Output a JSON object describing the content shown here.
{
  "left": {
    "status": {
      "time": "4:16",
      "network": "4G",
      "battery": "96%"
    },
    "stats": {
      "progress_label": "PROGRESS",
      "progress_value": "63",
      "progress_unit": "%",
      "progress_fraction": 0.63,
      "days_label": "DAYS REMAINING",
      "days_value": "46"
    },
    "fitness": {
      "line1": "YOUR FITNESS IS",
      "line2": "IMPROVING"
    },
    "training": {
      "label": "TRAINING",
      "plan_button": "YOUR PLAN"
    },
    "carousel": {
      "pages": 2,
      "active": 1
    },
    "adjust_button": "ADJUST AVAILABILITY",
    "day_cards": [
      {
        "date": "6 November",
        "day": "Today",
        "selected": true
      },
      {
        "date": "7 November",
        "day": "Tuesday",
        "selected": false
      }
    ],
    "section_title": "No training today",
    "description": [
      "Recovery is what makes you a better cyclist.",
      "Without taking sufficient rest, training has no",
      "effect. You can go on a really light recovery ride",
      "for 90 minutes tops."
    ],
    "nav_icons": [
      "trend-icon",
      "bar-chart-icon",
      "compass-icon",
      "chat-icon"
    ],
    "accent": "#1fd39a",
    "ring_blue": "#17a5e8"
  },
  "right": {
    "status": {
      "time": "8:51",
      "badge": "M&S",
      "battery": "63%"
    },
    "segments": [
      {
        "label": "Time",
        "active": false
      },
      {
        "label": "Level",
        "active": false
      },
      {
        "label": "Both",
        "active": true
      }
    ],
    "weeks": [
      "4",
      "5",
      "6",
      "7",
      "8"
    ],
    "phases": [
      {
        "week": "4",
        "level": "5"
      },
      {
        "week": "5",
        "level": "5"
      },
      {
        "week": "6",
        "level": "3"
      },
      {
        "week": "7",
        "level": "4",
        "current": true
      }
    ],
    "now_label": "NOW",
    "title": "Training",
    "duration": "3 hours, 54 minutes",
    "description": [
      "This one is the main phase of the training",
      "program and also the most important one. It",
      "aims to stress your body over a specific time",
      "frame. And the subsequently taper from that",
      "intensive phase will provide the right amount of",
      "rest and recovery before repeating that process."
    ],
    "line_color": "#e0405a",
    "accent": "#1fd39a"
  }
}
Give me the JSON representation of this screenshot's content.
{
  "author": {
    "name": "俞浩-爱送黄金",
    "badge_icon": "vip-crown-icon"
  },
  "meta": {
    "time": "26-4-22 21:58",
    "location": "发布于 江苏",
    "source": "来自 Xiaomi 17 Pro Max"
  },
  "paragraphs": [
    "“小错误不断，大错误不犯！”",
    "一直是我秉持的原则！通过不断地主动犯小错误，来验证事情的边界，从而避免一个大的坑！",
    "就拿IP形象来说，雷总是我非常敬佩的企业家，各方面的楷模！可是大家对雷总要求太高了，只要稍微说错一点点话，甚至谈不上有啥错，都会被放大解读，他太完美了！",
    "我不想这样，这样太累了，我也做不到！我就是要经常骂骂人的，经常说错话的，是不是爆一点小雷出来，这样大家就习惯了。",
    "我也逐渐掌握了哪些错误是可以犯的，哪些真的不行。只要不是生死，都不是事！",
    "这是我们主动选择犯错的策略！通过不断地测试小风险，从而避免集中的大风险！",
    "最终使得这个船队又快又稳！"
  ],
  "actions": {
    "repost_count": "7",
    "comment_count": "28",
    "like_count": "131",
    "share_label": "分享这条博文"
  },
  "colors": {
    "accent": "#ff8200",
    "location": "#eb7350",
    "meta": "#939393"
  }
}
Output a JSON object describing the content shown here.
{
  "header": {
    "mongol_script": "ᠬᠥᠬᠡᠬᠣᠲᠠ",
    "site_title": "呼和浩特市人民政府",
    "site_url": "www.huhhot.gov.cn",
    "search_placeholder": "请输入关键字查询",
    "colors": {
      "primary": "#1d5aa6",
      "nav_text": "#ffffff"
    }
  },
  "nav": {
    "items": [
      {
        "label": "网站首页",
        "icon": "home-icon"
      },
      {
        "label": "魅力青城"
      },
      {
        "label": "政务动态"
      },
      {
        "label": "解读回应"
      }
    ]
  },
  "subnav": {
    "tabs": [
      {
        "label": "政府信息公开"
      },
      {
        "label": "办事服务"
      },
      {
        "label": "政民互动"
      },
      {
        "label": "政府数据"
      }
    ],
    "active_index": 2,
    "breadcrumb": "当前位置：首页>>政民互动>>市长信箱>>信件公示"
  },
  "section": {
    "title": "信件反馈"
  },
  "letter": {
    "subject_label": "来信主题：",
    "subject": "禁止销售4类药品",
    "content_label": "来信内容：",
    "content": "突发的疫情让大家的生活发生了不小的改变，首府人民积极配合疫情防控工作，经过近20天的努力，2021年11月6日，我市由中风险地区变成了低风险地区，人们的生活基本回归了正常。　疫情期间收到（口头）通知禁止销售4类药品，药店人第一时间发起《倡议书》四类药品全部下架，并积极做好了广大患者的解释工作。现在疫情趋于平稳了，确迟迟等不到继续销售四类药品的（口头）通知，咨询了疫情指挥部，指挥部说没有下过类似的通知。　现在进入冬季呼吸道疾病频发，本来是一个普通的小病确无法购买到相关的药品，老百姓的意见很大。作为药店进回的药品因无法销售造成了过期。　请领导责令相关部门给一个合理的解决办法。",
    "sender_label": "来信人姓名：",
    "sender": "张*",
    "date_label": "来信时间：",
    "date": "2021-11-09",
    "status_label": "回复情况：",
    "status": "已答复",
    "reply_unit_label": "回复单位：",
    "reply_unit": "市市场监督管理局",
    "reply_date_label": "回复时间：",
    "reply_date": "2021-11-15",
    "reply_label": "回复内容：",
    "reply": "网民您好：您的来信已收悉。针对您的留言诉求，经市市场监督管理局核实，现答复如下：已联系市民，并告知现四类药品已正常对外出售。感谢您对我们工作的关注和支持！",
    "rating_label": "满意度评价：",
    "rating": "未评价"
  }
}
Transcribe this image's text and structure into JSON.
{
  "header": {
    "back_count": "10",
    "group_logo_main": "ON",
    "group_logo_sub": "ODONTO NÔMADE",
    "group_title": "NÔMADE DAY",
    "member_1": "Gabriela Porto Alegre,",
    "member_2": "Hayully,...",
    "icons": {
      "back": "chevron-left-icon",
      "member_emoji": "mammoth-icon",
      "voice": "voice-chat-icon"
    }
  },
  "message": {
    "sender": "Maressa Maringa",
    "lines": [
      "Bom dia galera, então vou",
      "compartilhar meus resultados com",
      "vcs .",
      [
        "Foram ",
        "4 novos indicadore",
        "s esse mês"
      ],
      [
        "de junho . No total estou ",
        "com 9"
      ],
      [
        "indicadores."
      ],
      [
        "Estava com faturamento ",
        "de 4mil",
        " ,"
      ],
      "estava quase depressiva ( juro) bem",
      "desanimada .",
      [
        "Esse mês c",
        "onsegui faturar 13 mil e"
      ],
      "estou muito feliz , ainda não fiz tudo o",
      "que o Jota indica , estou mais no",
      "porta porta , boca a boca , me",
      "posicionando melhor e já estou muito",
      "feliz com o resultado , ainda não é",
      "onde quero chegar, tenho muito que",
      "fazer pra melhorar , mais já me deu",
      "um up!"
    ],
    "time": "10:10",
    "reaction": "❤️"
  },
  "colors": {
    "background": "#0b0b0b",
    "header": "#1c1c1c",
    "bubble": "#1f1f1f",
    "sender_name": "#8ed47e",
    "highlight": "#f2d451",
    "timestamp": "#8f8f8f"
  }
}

## WORK REQUIRED
Quote the line that contains "Transcribe this image's" and each line after it through the end of the data, exactly, leaving out everything else.

## RESPONSE BELOW
Transcribe this image's text and structure into JSON.
{
  "header": {
    "back_count": "10",
    "group_logo_main": "ON",
    "group_logo_sub": "ODONTO NÔMADE",
    "group_title": "NÔMADE DAY",
    "member_1": "Gabriela Porto Alegre,",
    "member_2": "Hayully,...",
    "icons": {
      "back": "chevron-left-icon",
      "member_emoji": "mammoth-icon",
      "voice": "voice-chat-icon"
    }
  },
  "message": {
    "sender": "Maressa Maringa",
    "lines": [
      "Bom dia galera, então vou",
      "compartilhar meus resultados com",
      "vcs .",
      [
        "Foram ",
        "4 novos indicadore",
        "s esse mês"
      ],
      [
        "de junho . No total estou ",
        "com 9"
      ],
      [
        "indicadores."
      ],
      [
        "Estava com faturamento ",
        "de 4mil",
        " ,"
      ],
      "estava quase depressiva ( juro) bem",
      "desanimada .",
      [
        "Esse mês c",
        "onsegui faturar 13 mil e"
      ],
      "estou muito feliz , ainda não fiz tudo o",
      "que o Jota indica , estou mais no",
      "porta porta , boca a boca , me",
      "posicionando melhor e já estou muito",
      "feliz com o resultado , ainda não é",
      "onde quero chegar, tenho muito que",
      "fazer pra melhorar , mais já me deu",
      "um up!"
    ],
    "time": "10:10",
    "reaction": "❤️"
  },
  "colors": {
    "background": "#0b0b0b",
    "header": "#1c1c1c",
    "bubble": "#1f1f1f",
    "sender_name": "#8ed47e",
    "highlight": "#f2d451",
    "timestamp": "#8f8f8f"
  }
}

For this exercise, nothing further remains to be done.